## WRITTEN REQUEST
Read the listing below and copy out every line that holds "name".

## AVAILABLE RECORDS
----------

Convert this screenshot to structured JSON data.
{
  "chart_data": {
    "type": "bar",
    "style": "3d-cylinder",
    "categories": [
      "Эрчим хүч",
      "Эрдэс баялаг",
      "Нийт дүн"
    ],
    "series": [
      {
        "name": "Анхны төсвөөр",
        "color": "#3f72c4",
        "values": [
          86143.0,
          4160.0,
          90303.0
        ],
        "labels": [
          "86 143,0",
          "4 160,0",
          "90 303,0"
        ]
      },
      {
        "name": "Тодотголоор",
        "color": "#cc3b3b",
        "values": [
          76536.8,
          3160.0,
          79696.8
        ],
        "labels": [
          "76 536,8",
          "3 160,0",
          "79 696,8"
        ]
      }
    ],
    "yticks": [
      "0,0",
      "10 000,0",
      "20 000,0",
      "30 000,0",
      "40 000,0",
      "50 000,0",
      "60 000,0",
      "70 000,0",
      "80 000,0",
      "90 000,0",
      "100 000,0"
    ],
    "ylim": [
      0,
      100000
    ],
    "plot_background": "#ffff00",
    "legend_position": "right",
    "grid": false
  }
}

----------

## WRITTEN RESPONSE
        "name": "Анхны төсвөөр",
        "name": "Тодотголоор",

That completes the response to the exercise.